Stored items from a collection
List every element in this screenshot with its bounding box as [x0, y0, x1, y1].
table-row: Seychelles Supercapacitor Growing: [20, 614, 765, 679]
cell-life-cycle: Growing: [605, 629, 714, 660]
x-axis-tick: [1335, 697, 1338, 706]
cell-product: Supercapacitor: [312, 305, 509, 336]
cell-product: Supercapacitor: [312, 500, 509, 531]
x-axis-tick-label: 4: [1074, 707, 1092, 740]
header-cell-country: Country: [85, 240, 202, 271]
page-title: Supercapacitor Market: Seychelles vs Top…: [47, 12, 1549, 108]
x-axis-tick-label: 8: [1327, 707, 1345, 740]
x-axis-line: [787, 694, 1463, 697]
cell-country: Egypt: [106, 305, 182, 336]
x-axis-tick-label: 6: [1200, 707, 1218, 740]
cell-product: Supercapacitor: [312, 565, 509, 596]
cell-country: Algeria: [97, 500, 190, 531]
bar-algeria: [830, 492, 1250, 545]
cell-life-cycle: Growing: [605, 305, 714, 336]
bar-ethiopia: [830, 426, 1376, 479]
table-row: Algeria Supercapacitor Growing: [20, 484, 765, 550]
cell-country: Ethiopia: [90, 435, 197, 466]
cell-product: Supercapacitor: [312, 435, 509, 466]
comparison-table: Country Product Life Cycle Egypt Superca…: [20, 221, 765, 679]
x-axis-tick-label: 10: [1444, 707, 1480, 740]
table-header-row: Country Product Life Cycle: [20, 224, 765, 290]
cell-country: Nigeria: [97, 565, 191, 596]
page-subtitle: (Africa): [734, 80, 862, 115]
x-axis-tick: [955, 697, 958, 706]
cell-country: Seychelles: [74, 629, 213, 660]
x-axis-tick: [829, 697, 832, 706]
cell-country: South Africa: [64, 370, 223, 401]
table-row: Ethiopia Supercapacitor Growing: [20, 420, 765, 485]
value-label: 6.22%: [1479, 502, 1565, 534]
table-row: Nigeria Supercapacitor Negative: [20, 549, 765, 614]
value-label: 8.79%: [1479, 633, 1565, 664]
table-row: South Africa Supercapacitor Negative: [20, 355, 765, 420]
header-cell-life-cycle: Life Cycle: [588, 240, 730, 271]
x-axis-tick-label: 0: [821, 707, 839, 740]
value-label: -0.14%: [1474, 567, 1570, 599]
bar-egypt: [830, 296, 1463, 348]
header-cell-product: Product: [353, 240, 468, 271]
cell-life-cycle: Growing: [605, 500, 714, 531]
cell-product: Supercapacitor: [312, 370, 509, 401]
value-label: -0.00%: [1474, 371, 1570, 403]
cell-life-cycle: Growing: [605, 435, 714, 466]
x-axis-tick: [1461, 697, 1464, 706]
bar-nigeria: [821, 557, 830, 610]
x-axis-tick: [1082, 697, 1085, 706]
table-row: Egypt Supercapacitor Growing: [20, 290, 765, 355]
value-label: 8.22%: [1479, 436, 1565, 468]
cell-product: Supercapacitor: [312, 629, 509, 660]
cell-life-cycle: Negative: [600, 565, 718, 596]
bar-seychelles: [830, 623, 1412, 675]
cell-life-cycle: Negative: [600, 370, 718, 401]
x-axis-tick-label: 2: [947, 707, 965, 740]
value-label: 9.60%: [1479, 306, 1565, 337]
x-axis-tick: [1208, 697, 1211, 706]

REQUIRED WORK: Please turn the items above into a Markdown table with the columns No. and Line, giving each line of the items its own numbered row and leaving out blank lines.

ANSWER TO THE EXERCISE:
| No. | Line |
|---|---|
| 1 | List every element in this screenshot with its bounding box as [x0, y0, x1, y1]. |
| 2 | table-row: Seychelles Supercapacitor Growing: [20, 614, 765, 679] |
| 3 | cell-life-cycle: Growing: [605, 629, 714, 660] |
| 4 | x-axis-tick: [1335, 697, 1338, 706] |
| 5 | cell-product: Supercapacitor: [312, 305, 509, 336] |
| 6 | cell-product: Supercapacitor: [312, 500, 509, 531] |
| 7 | x-axis-tick-label: 4: [1074, 707, 1092, 740] |
| 8 | header-cell-country: Country: [85, 240, 202, 271] |
| 9 | page-title: Supercapacitor Market: Seychelles vs Top…: [47, 12, 1549, 108] |
| 10 | x-axis-tick-label: 8: [1327, 707, 1345, 740] |
| 11 | x-axis-line: [787, 694, 1463, 697] |
| 12 | cell-country: Egypt: [106, 305, 182, 336] |
| 13 | x-axis-tick-label: 6: [1200, 707, 1218, 740] |
| 14 | cell-product: Supercapacitor: [312, 565, 509, 596] |
| 15 | cell-country: Algeria: [97, 500, 190, 531] |
| 16 | bar-algeria: [830, 492, 1250, 545] |
| 17 | cell-life-cycle: Growing: [605, 305, 714, 336] |
| 18 | bar-ethiopia: [830, 426, 1376, 479] |
| 19 | table-row: Algeria Supercapacitor Growing: [20, 484, 765, 550] |
| 20 | cell-country: Ethiopia: [90, 435, 197, 466] |
| 21 | cell-product: Supercapacitor: [312, 435, 509, 466] |
| 22 | comparison-table: Country Product Life Cycle Egypt Superca…: [20, 221, 765, 679] |
| 23 | x-axis-tick-label: 10: [1444, 707, 1480, 740] |
| 24 | table-header-row: Country Product Life Cycle: [20, 224, 765, 290] |
| 25 | cell-country: Nigeria: [97, 565, 191, 596] |
| 26 | page-subtitle: (Africa): [734, 80, 862, 115] |
| 27 | x-axis-tick: [955, 697, 958, 706] |
| 28 | cell-country: Seychelles: [74, 629, 213, 660] |
| 29 | x-axis-tick: [829, 697, 832, 706] |
| 30 | cell-country: South Africa: [64, 370, 223, 401] |
| 31 | table-row: Ethiopia Supercapacitor Growing: [20, 420, 765, 485] |
| 32 | value-label: 6.22%: [1479, 502, 1565, 534] |
| 33 | table-row: Nigeria Supercapacitor Negative: [20, 549, 765, 614] |
| 34 | value-label: 8.79%: [1479, 633, 1565, 664] |
| 35 | table-row: South Africa Supercapacitor Negative: [20, 355, 765, 420] |
| 36 | header-cell-life-cycle: Life Cycle: [588, 240, 730, 271] |
| 37 | x-axis-tick-label: 0: [821, 707, 839, 740] |
| 38 | value-label: -0.14%: [1474, 567, 1570, 599] |
| 39 | bar-egypt: [830, 296, 1463, 348] |
| 40 | header-cell-product: Product: [353, 240, 468, 271] |
| 41 | cell-life-cycle: Growing: [605, 500, 714, 531] |
| 42 | cell-product: Supercapacitor: [312, 370, 509, 401] |
| 43 | value-label: -0.00%: [1474, 371, 1570, 403] |
| 44 | cell-life-cycle: Growing: [605, 435, 714, 466] |
| 45 | x-axis-tick: [1461, 697, 1464, 706] |
| 46 | bar-nigeria: [821, 557, 830, 610] |
| 47 | x-axis-tick: [1082, 697, 1085, 706] |
| 48 | table-row: Egypt Supercapacitor Growing: [20, 290, 765, 355] |
| 49 | value-label: 8.22%: [1479, 436, 1565, 468] |
| 50 | cell-product: Supercapacitor: [312, 629, 509, 660] |
| 51 | cell-life-cycle: Negative: [600, 565, 718, 596] |
| 52 | bar-seychelles: [830, 623, 1412, 675] |
| 53 | cell-life-cycle: Negative: [600, 370, 718, 401] |
| 54 | x-axis-tick-label: 2: [947, 707, 965, 740] |
| 55 | value-label: 9.60%: [1479, 306, 1565, 337] |
| 56 | x-axis-tick: [1208, 697, 1211, 706] |